PROBLEM TO SOLVE —
Count every line below in which "this" occurs, then give only the count.
——
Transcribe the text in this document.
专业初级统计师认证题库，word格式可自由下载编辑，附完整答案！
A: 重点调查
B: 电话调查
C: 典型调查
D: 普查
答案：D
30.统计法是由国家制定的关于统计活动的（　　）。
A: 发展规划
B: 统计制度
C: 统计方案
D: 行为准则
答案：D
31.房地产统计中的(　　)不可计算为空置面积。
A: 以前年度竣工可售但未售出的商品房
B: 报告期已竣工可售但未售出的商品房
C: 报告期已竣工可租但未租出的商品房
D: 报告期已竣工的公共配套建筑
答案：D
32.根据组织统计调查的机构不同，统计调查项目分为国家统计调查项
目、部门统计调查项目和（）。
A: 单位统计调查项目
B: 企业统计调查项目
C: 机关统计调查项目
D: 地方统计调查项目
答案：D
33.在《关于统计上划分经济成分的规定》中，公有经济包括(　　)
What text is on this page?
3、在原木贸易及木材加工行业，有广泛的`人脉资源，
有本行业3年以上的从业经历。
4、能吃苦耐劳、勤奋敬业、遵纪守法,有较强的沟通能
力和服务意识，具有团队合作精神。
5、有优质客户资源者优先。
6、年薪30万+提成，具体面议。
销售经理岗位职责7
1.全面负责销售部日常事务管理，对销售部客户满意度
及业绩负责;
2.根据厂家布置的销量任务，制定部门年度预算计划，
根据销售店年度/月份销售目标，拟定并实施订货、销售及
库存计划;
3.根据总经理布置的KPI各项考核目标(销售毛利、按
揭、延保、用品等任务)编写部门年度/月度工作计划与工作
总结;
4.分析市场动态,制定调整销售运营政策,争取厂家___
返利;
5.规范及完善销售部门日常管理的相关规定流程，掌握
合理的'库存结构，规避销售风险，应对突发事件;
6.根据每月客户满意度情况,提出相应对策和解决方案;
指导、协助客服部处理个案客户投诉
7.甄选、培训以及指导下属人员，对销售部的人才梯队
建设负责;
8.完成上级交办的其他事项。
——
RESULT OF THE TASK —
2